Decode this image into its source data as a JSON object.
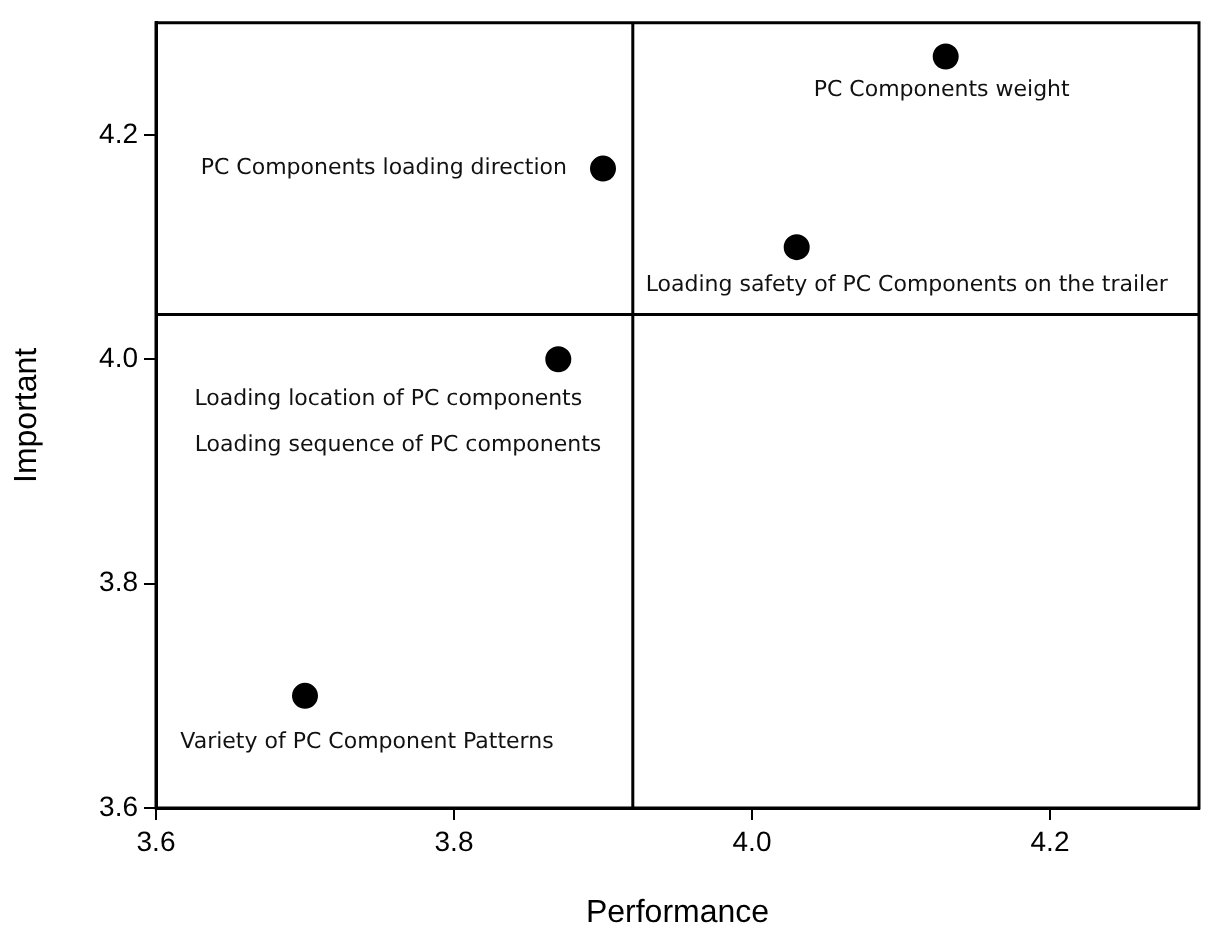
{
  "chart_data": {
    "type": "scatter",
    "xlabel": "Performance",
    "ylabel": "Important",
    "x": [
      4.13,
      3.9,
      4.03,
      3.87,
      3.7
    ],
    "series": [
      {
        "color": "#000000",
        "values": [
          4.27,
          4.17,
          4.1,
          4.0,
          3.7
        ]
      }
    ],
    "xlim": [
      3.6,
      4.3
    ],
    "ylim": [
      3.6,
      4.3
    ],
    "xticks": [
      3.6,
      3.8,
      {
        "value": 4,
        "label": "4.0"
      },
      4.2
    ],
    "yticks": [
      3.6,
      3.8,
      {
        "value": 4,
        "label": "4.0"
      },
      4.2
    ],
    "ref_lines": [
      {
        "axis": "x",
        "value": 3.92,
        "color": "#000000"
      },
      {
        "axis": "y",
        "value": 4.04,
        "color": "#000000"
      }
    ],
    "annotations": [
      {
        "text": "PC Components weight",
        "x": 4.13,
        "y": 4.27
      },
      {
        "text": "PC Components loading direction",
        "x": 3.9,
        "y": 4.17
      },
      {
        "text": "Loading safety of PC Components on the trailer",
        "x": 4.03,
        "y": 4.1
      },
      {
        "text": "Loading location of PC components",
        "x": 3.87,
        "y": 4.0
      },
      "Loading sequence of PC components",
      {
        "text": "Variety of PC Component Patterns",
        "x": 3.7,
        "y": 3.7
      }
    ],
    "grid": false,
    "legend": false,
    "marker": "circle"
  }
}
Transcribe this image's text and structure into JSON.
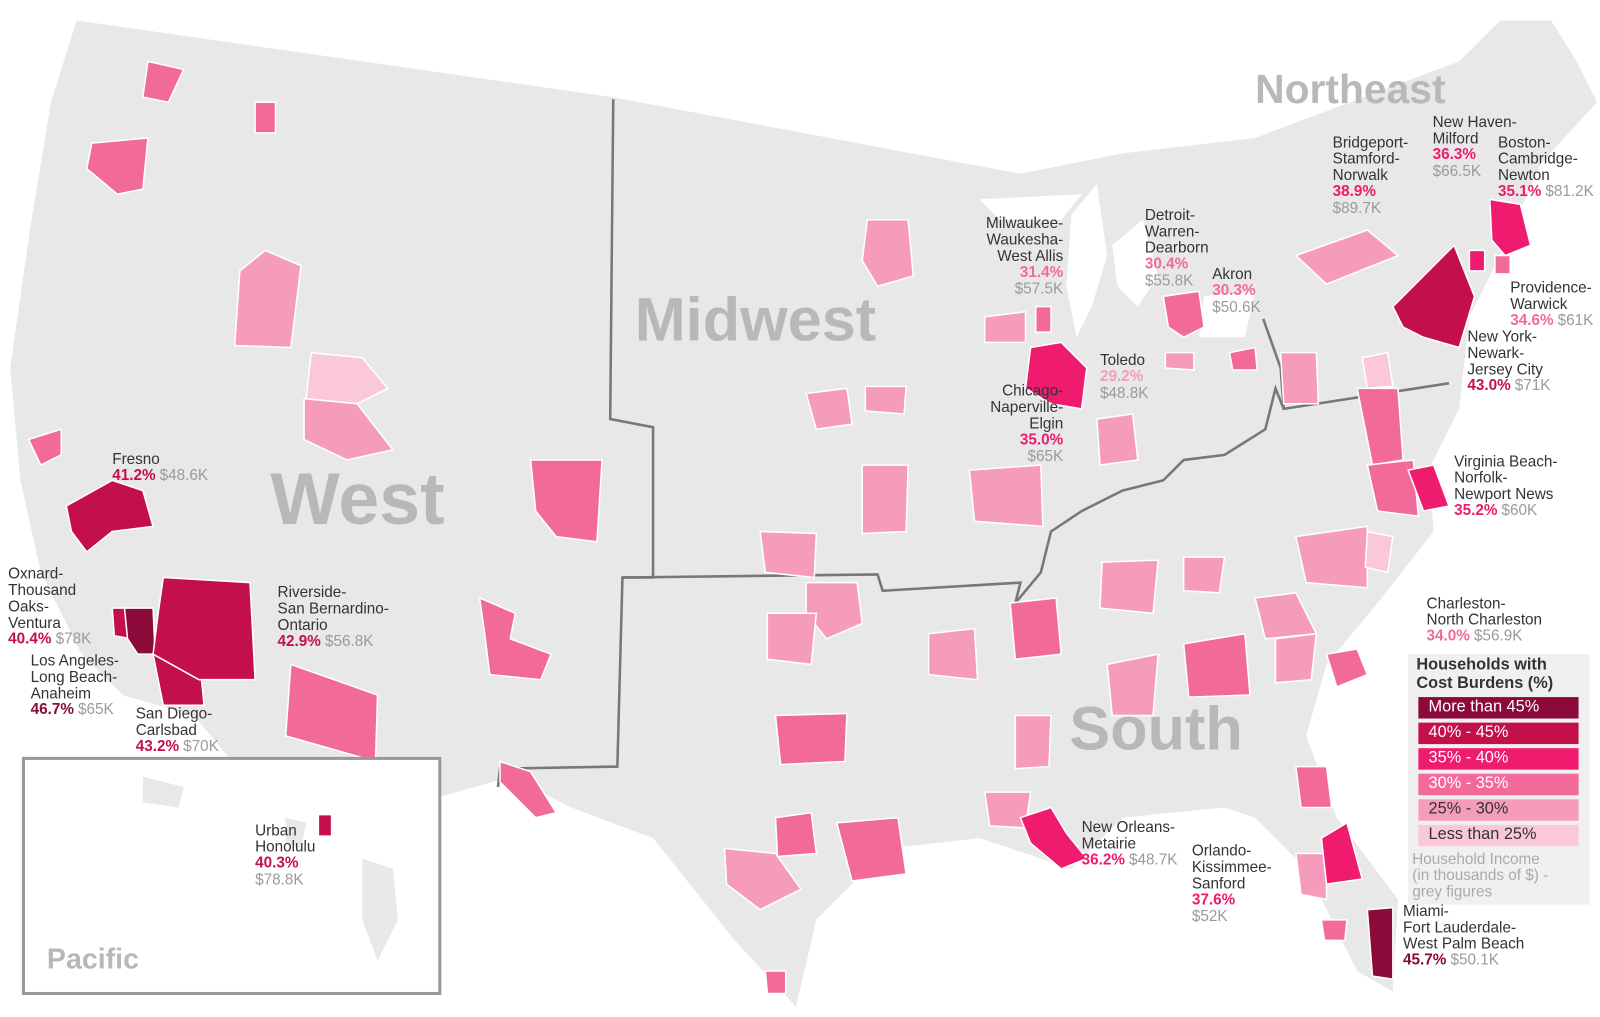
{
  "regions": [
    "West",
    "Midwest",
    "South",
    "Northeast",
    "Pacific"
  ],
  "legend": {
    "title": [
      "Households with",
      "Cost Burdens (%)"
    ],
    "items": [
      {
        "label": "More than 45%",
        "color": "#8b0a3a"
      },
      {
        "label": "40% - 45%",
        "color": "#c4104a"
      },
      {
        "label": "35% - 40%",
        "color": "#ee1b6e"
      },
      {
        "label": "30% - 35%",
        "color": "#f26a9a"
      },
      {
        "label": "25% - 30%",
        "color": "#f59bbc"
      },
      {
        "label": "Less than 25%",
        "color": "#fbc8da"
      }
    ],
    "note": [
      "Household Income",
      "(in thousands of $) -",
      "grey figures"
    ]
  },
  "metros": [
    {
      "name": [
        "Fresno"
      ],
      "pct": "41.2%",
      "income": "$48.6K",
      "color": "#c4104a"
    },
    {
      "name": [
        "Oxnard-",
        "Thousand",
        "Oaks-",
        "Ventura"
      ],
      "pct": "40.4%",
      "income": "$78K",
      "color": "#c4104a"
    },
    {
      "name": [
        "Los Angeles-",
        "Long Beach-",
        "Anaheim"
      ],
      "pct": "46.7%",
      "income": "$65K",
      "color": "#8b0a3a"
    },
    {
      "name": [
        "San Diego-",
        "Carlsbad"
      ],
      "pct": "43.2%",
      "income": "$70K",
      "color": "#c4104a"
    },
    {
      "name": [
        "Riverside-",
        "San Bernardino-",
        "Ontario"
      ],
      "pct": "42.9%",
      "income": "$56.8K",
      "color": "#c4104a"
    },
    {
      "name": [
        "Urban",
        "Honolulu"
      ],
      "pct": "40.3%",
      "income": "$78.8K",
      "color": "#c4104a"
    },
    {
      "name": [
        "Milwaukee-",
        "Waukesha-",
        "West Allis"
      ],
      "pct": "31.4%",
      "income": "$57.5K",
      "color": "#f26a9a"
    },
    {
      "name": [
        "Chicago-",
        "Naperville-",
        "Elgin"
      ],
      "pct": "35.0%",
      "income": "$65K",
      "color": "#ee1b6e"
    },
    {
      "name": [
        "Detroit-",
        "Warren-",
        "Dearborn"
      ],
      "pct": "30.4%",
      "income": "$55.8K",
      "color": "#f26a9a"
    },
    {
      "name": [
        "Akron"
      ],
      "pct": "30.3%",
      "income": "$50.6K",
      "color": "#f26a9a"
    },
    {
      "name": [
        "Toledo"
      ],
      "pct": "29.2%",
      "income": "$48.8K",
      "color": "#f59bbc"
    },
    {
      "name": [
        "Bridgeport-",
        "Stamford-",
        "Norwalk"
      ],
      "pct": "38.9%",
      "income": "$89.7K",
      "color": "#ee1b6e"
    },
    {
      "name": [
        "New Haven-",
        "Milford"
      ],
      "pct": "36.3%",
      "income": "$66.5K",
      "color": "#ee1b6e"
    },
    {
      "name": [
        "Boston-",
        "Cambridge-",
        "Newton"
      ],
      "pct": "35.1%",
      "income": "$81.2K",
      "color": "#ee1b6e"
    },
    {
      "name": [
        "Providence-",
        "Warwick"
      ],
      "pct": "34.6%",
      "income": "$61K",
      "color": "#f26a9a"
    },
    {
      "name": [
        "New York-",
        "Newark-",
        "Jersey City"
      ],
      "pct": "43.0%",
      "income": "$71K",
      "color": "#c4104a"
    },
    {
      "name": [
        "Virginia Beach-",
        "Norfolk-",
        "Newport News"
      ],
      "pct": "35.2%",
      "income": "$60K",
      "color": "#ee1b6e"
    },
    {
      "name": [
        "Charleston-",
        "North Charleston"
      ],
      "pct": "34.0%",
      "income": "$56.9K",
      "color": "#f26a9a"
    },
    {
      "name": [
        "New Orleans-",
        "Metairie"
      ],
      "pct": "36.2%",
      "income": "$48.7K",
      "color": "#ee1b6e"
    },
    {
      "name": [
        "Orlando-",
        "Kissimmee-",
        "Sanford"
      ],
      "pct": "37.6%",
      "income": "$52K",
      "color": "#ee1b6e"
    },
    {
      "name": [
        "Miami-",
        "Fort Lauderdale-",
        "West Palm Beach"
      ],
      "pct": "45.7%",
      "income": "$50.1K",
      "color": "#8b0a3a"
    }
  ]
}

◇ ◇ ◇ ◇ ◇ ◇ ◇

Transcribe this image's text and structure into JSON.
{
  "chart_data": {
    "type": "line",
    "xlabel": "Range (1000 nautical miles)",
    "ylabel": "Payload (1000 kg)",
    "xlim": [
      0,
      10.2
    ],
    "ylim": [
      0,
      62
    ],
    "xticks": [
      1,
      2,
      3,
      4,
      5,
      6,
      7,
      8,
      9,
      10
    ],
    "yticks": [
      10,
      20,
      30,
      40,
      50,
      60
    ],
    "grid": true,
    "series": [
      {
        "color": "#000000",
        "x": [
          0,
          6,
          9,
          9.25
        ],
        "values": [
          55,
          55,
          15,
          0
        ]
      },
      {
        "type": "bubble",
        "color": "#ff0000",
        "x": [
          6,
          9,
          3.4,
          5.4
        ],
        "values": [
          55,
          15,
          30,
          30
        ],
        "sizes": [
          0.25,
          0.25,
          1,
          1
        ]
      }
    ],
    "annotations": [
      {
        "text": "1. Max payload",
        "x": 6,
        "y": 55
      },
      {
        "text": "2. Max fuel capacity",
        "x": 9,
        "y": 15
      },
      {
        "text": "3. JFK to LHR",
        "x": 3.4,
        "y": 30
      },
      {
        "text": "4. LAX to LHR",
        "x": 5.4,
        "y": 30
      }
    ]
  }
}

◇ ◇ ◇ ◇ ◇ ◇ ◇

▸ **THE EXERCISE**
Read the entries above, then pull out the lines that include "than".

▸ **RESULT BELOW**
        "label": "More than 45%",
        "label": "Less than 25%",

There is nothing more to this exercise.